*WHAT THE EXERCISE ASKS*: Check each line of the records below for the word "mean" and copy those where it appears.

*SOURCE DATA*:

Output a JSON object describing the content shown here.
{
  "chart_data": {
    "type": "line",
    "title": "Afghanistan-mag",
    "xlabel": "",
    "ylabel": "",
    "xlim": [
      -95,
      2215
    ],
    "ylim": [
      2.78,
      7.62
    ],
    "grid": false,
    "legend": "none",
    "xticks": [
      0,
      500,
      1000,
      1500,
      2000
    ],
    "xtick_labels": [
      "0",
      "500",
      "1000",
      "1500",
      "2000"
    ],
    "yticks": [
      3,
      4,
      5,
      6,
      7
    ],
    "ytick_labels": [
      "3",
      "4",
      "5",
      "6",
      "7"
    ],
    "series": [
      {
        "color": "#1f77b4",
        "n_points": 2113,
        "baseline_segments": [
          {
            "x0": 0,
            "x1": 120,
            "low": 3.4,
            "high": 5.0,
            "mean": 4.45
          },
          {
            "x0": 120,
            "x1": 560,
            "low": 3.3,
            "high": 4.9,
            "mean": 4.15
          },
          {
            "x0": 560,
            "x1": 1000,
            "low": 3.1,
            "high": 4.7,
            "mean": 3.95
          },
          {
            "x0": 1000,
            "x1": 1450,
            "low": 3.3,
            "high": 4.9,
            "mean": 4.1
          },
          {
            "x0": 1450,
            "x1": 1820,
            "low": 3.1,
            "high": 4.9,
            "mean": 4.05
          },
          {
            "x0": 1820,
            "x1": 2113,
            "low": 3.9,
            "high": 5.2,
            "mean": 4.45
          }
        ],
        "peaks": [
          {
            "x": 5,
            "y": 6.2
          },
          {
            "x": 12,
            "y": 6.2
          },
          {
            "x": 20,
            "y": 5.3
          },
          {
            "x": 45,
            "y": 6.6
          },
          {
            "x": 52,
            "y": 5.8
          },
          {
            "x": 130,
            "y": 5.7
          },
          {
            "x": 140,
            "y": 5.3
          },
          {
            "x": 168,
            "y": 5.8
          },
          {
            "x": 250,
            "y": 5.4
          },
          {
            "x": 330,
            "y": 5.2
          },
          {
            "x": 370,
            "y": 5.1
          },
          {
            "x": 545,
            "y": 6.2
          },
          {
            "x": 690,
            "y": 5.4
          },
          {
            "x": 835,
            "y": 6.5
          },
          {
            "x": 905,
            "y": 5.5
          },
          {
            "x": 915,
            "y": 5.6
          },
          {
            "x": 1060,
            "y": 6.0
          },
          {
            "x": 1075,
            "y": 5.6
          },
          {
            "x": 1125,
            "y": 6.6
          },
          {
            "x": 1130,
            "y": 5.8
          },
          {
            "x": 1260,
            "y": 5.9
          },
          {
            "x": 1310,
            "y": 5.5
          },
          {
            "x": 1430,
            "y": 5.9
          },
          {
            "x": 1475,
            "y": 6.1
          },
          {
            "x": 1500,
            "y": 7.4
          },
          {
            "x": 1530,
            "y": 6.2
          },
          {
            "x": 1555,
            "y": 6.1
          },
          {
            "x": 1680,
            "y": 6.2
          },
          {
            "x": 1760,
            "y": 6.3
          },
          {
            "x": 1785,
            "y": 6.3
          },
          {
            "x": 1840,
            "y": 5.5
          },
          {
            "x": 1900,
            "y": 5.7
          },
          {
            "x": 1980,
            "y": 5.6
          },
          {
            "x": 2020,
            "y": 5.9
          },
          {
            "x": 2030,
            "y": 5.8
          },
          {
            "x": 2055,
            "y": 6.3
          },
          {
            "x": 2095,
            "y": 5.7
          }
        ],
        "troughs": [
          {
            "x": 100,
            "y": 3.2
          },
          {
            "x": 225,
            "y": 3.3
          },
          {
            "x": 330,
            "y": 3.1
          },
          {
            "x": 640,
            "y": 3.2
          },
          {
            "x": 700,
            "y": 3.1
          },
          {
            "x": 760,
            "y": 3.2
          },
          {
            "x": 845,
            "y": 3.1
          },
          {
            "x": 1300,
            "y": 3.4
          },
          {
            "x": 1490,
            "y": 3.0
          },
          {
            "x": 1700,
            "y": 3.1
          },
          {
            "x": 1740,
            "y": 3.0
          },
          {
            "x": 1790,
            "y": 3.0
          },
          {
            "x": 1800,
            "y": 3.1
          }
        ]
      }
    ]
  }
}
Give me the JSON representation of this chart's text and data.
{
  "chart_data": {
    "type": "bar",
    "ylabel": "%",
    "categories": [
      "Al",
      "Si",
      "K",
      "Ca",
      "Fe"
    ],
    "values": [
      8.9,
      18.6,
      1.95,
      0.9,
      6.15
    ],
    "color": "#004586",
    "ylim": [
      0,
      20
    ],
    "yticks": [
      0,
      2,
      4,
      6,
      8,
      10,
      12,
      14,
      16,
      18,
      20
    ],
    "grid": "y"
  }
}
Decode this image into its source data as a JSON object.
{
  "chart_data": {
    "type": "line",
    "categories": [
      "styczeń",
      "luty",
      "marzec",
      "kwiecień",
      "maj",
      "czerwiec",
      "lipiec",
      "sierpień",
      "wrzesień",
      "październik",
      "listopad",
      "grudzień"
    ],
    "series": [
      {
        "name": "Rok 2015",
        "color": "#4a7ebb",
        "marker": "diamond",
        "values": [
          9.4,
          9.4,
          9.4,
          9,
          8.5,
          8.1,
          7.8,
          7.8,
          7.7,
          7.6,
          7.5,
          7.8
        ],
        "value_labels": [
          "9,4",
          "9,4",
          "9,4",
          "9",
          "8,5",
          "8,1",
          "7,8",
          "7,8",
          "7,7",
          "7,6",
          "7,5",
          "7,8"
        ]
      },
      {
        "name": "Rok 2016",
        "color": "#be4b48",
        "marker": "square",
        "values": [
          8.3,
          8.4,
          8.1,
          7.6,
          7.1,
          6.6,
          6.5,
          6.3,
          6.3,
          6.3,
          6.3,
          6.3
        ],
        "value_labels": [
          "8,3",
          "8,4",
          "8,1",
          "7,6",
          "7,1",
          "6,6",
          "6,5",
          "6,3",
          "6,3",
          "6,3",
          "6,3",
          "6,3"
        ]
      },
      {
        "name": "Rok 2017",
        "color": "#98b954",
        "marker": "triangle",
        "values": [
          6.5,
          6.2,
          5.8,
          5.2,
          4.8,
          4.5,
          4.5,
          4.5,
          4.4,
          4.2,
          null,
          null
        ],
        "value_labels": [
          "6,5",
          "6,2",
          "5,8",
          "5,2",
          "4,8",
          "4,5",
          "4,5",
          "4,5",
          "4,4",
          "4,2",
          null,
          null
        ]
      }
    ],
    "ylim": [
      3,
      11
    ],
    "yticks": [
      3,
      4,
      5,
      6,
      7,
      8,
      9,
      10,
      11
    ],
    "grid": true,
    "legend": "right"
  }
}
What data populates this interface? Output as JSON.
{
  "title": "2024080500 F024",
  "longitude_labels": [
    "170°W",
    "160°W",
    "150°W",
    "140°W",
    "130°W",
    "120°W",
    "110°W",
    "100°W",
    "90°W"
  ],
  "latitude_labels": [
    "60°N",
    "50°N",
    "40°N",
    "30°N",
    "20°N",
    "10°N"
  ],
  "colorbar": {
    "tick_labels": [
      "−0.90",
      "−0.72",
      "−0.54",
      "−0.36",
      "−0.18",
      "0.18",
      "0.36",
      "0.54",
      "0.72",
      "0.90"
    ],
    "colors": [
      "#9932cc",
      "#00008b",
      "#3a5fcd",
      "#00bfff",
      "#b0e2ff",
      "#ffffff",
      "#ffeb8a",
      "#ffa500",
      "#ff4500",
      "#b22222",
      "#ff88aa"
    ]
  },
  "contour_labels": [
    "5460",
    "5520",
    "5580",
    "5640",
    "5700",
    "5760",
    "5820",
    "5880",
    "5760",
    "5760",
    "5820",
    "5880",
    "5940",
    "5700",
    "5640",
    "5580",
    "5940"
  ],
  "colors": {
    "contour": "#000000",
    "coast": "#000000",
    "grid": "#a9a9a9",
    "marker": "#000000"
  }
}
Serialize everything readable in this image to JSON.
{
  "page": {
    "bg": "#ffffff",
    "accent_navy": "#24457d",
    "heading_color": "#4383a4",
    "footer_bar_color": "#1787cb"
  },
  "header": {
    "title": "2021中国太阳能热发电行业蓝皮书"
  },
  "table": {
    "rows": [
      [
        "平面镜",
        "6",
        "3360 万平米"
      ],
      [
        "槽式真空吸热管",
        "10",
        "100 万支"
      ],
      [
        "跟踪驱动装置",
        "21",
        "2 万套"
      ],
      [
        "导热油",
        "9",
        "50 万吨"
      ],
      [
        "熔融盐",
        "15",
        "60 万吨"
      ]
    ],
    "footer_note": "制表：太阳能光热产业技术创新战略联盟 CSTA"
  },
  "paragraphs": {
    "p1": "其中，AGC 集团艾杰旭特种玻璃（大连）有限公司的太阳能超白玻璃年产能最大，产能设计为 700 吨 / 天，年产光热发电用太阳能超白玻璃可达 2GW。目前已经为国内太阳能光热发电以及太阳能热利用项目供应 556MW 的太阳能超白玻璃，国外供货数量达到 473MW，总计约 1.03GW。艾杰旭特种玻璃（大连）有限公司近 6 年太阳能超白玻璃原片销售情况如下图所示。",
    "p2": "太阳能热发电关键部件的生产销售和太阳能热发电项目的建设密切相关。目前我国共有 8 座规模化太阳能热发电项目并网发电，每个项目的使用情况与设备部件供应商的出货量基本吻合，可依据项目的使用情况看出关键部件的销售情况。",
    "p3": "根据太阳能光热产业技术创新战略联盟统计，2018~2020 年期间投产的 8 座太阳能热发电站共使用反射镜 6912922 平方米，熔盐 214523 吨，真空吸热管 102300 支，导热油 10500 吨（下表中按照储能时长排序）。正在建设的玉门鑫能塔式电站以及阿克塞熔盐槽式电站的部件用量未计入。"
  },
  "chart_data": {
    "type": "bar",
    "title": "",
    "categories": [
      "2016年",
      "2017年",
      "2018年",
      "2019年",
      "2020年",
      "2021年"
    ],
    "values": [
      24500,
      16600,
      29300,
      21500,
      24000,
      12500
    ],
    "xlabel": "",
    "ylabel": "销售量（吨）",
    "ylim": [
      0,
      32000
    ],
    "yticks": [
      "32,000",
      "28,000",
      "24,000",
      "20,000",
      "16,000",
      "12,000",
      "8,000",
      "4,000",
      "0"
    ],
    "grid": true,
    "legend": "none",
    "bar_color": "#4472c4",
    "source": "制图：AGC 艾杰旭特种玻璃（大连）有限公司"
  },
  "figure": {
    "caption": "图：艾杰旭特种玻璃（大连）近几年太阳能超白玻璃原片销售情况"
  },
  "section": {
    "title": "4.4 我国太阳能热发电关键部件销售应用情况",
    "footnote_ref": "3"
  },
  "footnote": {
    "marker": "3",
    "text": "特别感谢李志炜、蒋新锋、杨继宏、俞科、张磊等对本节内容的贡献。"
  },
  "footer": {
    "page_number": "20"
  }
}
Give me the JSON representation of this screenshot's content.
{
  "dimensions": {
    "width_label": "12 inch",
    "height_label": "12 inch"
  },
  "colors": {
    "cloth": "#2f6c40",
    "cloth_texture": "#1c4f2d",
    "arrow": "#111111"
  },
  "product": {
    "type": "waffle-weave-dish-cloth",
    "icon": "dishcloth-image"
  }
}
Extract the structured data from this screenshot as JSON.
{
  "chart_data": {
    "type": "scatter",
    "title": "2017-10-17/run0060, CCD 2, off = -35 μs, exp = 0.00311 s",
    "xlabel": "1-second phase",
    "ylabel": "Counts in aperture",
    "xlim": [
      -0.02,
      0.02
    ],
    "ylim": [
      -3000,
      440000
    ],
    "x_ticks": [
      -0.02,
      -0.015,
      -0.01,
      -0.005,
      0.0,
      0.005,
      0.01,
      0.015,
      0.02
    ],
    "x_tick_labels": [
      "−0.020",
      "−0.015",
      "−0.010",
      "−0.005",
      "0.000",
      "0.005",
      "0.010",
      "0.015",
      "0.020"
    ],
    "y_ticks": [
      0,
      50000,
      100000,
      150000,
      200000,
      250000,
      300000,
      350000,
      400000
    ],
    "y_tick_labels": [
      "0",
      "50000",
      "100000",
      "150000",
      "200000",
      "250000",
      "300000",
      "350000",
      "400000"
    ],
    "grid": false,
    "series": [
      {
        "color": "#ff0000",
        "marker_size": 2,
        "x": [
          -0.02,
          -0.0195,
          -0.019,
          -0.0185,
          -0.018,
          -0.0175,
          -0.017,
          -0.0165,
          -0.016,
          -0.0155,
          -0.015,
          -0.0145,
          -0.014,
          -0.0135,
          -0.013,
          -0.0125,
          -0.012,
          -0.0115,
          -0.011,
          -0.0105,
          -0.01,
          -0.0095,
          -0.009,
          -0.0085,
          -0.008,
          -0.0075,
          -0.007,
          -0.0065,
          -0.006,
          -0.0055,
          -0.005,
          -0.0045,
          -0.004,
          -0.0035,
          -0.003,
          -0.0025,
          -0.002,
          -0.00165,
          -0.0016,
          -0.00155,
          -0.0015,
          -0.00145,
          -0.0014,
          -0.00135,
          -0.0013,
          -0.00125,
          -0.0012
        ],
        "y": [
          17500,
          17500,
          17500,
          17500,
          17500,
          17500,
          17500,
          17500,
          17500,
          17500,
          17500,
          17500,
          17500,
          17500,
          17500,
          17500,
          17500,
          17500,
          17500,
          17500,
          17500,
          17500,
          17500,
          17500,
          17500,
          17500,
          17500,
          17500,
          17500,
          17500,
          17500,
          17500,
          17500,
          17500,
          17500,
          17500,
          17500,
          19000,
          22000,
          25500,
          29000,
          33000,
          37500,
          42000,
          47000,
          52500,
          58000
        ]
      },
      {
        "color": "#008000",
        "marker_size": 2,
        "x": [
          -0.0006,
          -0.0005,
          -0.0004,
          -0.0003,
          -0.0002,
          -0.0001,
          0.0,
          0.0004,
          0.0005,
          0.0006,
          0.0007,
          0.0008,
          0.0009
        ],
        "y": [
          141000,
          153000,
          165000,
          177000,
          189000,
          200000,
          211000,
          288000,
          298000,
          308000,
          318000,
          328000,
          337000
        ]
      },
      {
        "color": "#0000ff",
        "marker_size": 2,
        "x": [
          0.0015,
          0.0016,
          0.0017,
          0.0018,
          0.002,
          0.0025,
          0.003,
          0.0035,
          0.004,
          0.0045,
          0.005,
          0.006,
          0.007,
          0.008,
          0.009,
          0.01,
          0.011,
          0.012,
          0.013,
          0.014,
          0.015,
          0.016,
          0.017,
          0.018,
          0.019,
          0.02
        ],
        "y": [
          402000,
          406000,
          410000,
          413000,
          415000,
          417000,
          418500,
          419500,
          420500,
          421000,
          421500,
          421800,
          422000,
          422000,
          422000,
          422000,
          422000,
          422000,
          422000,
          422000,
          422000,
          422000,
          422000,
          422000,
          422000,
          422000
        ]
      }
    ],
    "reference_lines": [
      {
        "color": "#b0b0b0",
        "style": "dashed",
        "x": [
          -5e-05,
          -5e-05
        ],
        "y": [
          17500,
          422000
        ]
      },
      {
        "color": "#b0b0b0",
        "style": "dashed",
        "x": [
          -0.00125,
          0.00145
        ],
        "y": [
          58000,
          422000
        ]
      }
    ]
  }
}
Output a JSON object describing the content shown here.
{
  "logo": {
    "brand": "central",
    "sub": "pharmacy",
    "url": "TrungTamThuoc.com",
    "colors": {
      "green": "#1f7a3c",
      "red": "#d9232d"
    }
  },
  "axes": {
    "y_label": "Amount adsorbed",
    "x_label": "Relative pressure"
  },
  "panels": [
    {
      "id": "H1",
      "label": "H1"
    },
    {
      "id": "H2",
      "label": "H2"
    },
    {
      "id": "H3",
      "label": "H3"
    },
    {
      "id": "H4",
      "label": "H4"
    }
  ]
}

*WRITTEN ANSWER*:
            "mean": 4.45
            "mean": 4.15
            "mean": 3.95
            "mean": 4.1
            "mean": 4.05
            "mean": 4.45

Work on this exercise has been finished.